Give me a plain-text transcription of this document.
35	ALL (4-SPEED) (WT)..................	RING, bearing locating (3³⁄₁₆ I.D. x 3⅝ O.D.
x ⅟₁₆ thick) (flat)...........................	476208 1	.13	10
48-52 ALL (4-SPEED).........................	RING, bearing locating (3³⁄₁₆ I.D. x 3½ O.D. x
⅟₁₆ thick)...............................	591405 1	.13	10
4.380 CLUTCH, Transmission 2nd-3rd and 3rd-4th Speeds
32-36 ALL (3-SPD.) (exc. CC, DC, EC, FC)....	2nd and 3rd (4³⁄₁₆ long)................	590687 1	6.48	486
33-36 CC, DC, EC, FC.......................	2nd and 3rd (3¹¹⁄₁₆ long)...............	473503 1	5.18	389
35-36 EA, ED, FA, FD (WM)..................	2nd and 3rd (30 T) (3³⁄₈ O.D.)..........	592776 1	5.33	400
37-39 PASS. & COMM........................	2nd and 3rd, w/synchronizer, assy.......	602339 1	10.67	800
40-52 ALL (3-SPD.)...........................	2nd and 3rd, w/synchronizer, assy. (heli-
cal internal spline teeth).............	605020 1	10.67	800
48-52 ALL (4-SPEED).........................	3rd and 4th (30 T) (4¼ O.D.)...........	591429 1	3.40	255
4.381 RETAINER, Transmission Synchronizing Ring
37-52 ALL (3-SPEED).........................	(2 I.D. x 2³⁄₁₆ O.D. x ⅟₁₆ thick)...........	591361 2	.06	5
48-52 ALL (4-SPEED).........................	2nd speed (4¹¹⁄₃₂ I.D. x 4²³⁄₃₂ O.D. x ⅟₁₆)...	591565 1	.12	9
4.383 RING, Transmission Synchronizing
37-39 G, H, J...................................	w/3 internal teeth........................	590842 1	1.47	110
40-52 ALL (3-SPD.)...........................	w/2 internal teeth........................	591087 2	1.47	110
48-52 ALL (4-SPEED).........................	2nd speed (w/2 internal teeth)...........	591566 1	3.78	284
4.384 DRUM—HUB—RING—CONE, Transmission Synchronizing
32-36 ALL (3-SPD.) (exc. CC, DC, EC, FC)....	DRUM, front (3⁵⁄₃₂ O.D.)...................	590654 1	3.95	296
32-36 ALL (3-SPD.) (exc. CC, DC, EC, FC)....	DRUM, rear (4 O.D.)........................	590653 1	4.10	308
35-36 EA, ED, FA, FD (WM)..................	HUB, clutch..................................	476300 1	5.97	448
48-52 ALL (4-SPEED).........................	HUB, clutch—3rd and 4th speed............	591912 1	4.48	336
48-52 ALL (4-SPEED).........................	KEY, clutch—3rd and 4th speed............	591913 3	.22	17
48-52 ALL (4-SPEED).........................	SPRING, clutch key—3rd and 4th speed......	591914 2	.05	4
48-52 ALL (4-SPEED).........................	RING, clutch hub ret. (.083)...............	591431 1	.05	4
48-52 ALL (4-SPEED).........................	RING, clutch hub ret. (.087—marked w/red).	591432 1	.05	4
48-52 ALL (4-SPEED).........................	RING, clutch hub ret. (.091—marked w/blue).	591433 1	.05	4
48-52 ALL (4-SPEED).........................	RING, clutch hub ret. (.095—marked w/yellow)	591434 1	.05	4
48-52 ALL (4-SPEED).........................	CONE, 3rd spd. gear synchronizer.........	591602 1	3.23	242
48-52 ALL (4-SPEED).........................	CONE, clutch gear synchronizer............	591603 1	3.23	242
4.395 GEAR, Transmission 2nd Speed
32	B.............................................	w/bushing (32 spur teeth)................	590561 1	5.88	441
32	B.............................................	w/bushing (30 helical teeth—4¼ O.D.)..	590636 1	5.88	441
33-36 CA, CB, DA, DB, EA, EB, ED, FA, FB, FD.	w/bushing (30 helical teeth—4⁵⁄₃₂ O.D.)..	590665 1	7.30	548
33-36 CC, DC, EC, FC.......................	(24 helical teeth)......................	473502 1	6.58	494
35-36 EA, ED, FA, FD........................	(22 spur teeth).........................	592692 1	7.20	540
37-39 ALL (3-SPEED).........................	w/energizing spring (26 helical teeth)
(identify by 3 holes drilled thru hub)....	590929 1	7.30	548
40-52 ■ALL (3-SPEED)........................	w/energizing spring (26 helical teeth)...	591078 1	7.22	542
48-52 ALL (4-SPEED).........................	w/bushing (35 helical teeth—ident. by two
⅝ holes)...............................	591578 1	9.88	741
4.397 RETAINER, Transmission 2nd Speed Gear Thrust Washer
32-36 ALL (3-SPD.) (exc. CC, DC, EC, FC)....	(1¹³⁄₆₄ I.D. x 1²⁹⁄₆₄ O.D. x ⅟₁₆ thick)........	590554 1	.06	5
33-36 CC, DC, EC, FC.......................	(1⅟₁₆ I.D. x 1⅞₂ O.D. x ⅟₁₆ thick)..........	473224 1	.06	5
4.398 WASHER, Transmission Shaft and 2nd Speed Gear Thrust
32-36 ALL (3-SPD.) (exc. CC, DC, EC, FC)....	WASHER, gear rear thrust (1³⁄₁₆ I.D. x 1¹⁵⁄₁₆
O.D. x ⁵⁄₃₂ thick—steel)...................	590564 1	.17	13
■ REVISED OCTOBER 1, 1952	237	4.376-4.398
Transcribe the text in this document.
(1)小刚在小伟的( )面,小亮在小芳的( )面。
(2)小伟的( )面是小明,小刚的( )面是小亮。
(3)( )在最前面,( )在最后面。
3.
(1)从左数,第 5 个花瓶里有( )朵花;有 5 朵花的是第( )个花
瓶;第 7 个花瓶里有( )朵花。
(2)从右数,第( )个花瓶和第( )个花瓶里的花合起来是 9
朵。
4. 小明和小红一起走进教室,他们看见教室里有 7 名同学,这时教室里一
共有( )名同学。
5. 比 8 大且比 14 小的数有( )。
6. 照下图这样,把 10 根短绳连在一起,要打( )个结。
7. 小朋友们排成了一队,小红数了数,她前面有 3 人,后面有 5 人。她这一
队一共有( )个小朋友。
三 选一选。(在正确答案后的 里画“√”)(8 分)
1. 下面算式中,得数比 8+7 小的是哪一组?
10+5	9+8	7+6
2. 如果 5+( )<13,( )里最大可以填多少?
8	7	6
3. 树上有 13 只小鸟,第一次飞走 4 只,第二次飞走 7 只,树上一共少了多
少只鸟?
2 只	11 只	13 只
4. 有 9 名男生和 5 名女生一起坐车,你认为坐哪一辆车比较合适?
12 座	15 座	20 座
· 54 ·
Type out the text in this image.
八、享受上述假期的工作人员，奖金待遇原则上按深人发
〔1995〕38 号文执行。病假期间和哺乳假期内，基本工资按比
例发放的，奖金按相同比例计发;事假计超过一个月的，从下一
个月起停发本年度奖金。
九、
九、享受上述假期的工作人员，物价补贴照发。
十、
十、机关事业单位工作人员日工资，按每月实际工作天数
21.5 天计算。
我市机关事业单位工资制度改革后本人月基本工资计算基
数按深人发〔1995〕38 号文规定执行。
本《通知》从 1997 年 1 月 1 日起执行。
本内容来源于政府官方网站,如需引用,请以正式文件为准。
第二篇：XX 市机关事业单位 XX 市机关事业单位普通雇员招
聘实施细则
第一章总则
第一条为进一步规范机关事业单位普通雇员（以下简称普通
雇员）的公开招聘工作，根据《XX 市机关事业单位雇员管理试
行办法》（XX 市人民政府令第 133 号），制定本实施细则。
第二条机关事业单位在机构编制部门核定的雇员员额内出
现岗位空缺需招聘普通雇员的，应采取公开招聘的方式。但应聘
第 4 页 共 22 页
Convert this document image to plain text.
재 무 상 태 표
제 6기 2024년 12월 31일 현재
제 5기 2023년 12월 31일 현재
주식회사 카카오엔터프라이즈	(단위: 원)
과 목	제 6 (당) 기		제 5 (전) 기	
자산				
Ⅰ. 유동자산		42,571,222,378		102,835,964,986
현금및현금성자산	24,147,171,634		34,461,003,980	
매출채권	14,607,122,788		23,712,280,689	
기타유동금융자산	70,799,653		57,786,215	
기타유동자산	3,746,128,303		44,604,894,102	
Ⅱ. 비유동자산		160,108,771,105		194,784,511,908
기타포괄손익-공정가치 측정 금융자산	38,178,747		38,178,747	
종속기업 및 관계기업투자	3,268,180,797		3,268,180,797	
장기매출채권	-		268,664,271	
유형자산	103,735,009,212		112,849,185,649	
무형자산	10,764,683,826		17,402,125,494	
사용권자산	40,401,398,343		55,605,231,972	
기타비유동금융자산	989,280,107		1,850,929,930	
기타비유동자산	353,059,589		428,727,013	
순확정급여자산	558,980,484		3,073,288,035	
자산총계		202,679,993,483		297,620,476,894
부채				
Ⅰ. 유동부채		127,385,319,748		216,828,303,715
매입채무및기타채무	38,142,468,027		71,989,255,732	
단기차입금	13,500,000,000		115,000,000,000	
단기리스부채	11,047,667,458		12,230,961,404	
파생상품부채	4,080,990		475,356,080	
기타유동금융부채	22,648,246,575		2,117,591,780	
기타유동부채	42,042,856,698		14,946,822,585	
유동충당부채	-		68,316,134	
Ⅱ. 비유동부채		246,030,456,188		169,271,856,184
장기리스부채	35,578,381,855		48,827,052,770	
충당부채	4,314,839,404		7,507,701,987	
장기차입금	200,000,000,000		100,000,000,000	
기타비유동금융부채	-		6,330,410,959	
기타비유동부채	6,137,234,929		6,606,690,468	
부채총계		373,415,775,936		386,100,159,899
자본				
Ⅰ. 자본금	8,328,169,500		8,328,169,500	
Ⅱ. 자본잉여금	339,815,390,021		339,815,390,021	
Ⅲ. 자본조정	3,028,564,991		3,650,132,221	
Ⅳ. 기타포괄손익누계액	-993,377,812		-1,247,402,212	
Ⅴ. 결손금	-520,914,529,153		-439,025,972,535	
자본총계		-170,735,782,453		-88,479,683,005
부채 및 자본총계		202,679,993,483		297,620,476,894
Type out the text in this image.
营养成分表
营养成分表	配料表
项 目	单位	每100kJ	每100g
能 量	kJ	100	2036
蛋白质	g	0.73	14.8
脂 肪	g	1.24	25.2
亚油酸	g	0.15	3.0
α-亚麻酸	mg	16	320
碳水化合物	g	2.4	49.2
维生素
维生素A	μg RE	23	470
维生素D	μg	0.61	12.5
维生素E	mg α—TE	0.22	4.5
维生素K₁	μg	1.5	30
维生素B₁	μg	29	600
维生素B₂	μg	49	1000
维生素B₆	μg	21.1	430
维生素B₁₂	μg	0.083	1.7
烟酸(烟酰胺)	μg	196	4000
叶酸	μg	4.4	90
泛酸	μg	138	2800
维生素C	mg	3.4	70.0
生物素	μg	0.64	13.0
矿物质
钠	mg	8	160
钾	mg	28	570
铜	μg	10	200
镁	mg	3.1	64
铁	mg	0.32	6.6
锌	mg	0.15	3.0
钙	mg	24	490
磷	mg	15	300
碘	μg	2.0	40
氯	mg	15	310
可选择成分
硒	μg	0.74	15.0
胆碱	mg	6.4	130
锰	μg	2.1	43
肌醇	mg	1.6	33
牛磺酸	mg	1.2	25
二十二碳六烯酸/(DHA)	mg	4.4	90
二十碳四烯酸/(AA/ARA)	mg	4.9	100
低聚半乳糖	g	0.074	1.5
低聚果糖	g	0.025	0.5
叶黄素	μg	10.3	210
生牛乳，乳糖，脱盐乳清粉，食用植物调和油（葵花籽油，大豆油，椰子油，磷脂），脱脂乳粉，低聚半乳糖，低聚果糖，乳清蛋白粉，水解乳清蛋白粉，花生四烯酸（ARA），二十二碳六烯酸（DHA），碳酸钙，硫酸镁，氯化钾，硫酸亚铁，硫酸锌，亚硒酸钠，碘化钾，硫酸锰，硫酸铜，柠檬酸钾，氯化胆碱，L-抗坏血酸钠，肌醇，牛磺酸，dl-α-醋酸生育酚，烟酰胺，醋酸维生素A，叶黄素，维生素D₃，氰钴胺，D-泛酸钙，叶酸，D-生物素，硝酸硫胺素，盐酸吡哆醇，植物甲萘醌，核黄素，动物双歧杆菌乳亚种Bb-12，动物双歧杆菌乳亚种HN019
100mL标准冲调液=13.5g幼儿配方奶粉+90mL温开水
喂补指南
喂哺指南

----

§ Exercise description:
Show every line where the string "text" appears.

§ Exercise response:
Give me a plain-text transcription of this document.
Transcribe the text in this document.
Type out the text in this image.
Convert this document image to plain text.
Type out the text in this image.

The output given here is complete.